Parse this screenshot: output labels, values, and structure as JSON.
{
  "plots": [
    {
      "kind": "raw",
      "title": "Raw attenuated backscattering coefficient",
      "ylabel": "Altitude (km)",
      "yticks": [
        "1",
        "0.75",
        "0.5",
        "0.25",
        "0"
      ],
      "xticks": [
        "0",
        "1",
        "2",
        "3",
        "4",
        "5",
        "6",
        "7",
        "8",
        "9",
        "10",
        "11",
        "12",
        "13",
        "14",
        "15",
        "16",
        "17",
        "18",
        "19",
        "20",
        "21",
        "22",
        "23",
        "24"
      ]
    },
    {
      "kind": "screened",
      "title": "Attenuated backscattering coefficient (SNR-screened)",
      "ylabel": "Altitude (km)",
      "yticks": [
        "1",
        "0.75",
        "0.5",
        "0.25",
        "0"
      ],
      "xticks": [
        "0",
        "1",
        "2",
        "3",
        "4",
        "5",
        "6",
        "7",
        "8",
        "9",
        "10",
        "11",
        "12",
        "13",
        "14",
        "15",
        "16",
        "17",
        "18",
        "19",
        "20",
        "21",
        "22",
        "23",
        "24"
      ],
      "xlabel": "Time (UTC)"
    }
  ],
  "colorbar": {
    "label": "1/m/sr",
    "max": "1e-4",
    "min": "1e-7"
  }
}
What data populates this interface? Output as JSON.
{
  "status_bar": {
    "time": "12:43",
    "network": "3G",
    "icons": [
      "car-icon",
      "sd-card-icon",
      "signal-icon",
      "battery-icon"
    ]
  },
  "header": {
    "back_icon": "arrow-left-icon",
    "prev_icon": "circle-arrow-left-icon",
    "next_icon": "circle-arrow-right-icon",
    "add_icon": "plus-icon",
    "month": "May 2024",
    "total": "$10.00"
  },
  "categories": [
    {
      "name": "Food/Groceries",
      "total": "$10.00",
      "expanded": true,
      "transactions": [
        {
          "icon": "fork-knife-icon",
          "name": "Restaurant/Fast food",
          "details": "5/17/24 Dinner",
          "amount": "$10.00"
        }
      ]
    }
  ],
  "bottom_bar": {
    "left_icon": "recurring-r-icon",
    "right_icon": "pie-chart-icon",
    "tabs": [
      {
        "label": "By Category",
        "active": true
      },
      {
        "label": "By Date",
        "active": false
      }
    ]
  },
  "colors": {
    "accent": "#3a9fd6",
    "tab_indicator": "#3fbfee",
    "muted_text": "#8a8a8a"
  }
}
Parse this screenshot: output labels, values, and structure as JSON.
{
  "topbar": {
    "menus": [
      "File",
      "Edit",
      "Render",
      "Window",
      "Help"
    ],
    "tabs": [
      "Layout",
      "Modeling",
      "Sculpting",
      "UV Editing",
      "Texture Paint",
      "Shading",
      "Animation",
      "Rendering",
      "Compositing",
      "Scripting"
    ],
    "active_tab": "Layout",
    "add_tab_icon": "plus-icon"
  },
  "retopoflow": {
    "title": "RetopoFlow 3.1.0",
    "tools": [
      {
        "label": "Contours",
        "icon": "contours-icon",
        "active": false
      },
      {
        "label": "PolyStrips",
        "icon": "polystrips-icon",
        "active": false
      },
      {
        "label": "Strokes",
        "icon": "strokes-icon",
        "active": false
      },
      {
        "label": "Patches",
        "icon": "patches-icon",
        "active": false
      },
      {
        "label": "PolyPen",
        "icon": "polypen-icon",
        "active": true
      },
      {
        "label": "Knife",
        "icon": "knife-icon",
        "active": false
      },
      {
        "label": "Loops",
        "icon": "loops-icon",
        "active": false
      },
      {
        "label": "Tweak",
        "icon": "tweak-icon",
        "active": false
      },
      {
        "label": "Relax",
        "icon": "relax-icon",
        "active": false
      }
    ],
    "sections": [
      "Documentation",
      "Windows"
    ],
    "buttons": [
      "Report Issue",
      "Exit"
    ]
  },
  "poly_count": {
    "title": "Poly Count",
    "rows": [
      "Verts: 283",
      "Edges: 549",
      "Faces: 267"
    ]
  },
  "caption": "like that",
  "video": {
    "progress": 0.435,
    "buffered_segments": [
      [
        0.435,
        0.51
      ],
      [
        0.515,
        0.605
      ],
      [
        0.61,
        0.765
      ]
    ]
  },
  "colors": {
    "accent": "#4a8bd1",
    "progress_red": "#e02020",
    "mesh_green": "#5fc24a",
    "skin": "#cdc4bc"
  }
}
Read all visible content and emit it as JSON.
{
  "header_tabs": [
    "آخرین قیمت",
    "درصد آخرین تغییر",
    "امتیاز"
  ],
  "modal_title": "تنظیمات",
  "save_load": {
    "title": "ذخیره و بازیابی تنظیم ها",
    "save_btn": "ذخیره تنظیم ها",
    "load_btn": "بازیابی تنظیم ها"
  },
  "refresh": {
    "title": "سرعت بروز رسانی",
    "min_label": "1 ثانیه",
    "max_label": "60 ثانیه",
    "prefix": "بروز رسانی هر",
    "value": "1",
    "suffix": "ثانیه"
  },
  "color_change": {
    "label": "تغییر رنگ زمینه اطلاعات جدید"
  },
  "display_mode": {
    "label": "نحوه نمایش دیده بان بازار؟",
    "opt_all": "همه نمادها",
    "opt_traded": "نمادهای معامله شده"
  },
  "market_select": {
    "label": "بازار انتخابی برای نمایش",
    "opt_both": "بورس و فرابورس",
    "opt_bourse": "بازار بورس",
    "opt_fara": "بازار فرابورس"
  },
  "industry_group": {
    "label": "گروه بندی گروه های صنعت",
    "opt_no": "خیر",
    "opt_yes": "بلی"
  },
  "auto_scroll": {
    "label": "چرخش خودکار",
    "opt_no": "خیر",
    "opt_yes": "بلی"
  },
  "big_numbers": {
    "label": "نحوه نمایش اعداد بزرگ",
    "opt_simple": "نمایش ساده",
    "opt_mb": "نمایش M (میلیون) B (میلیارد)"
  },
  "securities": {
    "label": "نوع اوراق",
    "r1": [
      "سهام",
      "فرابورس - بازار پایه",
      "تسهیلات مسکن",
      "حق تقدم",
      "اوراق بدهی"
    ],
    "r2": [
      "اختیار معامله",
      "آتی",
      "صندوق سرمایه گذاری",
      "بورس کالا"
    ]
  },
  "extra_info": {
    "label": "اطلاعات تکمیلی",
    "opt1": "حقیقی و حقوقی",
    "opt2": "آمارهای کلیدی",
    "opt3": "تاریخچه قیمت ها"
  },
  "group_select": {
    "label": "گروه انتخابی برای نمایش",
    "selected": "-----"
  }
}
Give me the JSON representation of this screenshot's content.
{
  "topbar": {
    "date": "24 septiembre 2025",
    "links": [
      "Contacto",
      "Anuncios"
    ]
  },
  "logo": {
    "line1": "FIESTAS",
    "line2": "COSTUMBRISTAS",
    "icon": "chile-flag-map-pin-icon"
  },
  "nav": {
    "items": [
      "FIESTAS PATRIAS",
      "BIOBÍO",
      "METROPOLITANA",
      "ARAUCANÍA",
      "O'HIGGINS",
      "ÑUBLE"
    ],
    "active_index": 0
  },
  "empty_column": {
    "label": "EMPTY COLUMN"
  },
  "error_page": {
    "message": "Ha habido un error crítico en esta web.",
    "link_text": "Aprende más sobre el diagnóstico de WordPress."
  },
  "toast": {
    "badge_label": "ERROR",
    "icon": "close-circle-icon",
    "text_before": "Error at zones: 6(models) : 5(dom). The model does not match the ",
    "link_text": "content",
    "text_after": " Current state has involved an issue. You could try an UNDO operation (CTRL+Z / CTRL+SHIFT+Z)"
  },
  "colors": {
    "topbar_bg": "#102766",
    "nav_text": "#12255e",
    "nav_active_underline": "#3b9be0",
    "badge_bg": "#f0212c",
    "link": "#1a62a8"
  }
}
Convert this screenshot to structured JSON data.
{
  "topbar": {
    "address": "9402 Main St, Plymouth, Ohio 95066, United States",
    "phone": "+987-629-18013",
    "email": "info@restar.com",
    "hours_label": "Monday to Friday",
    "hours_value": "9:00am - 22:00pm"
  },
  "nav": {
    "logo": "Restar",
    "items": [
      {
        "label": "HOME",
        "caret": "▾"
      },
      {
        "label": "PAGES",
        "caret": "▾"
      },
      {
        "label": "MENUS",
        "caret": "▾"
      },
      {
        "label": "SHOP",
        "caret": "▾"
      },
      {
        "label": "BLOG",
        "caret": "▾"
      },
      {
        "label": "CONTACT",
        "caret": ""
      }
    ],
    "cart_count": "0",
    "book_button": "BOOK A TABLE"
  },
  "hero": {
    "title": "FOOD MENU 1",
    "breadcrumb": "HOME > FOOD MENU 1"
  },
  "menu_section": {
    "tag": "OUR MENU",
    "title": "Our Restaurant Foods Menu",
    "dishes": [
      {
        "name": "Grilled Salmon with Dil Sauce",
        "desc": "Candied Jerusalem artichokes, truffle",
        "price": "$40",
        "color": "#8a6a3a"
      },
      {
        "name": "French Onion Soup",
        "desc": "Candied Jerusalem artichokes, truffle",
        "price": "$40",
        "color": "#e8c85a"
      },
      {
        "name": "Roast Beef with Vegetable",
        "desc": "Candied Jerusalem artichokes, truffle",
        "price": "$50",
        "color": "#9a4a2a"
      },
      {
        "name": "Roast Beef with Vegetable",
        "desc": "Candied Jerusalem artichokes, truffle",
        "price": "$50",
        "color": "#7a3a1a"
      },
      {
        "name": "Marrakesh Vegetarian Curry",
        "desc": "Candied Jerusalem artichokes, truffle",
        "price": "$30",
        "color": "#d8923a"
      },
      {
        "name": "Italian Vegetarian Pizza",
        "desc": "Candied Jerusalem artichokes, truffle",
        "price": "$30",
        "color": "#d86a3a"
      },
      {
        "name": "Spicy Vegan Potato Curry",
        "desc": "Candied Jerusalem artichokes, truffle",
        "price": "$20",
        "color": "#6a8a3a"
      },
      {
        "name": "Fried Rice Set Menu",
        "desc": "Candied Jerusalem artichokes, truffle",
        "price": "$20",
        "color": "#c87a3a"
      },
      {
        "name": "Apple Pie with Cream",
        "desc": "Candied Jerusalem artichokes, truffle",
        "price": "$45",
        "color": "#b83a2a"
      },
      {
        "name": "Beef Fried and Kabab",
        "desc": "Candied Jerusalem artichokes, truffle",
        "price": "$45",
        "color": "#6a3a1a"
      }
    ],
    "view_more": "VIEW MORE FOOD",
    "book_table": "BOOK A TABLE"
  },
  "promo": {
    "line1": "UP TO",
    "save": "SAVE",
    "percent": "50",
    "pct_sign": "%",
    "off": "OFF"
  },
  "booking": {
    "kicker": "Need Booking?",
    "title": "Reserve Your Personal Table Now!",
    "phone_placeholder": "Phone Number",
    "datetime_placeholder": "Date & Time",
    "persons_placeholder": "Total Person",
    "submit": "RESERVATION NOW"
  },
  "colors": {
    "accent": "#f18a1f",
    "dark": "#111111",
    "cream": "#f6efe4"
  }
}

----

* [Do this]: Collect each line above holding the string "نمایش".

* [Answer to the exercise]:
    "label": "نحوه نمایش دیده بان بازار؟",
    "label": "بازار انتخابی برای نمایش",
    "label": "نحوه نمایش اعداد بزرگ",
    "opt_simple": "نمایش ساده",
    "opt_mb": "نمایش M (میلیون) B (میلیارد)"
    "label": "گروه انتخابی برای نمایش",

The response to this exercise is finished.